* _Task statement_:
Filter the entries below, keeping only lines with the word "cloud".

* _Data_:
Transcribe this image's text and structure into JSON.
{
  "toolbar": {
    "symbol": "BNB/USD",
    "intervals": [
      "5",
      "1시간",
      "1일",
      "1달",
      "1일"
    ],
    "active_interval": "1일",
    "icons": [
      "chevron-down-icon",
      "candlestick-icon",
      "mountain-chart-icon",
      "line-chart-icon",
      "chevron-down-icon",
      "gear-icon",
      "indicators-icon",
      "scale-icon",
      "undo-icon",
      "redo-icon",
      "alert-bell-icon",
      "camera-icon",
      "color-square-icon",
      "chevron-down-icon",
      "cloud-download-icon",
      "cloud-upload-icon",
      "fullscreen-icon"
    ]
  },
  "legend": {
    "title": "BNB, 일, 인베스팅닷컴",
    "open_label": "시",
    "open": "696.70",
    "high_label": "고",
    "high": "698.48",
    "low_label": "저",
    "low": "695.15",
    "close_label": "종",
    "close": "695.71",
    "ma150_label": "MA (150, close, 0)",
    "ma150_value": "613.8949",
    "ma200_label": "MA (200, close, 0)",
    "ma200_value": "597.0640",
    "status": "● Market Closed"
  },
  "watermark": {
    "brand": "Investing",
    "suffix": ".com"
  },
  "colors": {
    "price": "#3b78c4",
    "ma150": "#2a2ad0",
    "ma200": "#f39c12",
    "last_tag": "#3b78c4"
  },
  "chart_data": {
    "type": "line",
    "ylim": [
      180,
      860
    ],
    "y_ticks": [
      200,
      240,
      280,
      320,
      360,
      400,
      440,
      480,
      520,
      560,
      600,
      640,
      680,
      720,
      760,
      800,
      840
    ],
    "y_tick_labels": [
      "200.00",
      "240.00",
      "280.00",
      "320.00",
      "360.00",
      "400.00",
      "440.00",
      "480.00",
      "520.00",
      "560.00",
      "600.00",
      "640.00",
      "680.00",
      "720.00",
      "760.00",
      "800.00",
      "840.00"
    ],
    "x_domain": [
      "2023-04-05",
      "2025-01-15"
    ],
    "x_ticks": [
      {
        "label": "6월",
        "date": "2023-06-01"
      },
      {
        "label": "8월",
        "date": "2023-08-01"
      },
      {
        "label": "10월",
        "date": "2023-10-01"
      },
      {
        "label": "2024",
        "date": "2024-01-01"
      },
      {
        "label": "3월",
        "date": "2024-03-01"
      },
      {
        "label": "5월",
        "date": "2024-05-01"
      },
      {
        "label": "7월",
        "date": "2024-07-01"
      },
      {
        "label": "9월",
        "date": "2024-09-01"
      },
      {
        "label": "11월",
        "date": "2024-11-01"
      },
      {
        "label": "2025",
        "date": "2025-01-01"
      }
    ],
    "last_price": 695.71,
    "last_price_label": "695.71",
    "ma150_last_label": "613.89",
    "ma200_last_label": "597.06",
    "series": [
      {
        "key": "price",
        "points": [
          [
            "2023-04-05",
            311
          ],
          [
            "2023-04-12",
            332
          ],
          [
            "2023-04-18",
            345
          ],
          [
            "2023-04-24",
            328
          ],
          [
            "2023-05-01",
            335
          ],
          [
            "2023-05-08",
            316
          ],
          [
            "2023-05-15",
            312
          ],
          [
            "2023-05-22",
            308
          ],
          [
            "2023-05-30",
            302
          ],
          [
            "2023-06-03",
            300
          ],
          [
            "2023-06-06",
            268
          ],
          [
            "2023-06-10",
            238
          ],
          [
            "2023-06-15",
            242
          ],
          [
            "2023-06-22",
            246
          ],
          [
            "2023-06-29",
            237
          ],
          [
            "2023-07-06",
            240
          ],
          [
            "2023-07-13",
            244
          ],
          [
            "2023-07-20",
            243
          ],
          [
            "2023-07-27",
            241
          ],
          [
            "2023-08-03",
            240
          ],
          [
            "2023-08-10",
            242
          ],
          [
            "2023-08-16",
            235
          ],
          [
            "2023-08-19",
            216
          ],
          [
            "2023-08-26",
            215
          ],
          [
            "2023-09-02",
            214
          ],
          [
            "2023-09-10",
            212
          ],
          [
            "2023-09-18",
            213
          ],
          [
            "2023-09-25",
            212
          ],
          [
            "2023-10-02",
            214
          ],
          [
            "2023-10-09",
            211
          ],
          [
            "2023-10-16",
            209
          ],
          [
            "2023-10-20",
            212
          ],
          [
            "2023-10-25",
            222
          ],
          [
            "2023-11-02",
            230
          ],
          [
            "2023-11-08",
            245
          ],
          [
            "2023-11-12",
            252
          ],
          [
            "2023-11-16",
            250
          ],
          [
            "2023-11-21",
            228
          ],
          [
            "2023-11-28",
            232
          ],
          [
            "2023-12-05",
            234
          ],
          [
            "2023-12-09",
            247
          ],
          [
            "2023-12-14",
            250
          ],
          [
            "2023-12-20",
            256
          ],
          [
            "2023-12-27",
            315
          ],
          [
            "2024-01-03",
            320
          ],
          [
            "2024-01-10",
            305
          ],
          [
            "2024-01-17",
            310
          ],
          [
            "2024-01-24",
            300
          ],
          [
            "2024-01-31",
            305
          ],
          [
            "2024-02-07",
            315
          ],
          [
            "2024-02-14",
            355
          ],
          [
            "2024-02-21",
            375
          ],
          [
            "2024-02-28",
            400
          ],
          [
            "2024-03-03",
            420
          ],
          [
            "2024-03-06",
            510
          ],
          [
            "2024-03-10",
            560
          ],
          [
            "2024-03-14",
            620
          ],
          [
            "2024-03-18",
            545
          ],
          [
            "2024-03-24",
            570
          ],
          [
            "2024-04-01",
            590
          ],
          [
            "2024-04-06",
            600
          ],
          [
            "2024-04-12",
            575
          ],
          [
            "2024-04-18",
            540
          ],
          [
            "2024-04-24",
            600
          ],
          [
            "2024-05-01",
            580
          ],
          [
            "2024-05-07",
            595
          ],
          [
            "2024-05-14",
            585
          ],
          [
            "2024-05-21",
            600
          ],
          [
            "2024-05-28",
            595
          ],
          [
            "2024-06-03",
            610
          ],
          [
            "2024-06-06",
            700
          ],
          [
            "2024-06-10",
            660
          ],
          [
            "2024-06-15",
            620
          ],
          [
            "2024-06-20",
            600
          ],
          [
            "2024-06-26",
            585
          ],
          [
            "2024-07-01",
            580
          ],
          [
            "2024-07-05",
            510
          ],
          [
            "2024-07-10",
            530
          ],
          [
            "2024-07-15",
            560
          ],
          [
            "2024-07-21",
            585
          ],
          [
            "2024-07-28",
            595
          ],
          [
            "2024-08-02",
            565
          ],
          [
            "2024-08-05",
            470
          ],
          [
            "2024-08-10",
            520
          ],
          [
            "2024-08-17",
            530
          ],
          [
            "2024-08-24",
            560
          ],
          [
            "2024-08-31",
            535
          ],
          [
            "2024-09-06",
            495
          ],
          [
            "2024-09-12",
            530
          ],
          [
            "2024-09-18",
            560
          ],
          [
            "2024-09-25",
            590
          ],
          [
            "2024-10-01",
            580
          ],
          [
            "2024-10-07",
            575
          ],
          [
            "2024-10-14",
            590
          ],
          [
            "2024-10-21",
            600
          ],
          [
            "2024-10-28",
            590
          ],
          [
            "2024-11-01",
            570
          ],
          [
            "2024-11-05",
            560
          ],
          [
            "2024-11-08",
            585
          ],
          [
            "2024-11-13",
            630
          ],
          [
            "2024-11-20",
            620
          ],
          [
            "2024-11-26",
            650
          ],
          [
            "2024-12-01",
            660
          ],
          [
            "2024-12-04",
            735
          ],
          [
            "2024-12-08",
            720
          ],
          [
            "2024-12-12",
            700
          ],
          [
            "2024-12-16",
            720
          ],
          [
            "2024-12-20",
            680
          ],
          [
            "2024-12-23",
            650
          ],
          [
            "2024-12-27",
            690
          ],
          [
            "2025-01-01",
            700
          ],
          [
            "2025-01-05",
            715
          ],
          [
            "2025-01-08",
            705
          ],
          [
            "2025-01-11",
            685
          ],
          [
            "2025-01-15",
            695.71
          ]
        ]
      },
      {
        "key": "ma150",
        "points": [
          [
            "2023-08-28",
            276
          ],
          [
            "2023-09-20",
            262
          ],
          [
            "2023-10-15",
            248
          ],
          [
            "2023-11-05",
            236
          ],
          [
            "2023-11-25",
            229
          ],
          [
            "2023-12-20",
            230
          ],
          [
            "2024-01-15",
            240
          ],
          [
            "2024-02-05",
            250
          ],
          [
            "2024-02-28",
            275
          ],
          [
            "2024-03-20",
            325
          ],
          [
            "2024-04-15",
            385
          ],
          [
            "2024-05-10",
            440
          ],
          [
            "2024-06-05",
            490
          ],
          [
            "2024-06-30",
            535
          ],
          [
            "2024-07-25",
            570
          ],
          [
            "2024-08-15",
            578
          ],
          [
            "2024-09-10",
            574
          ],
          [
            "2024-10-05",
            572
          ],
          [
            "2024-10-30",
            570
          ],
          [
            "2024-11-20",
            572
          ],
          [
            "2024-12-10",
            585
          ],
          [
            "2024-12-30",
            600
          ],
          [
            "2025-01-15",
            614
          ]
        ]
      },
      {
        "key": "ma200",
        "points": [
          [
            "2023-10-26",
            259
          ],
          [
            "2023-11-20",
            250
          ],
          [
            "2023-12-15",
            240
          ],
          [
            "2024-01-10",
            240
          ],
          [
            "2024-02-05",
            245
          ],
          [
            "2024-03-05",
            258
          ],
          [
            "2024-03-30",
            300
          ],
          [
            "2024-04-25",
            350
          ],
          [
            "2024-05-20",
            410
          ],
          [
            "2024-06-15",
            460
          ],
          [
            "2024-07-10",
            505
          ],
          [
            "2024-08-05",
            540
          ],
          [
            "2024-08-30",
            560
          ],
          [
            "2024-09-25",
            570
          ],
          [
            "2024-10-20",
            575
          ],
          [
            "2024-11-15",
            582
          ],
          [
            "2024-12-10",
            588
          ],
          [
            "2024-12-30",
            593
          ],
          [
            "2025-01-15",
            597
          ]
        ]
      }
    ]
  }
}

* _Written response_:
      "cloud-download-icon",
      "cloud-upload-icon",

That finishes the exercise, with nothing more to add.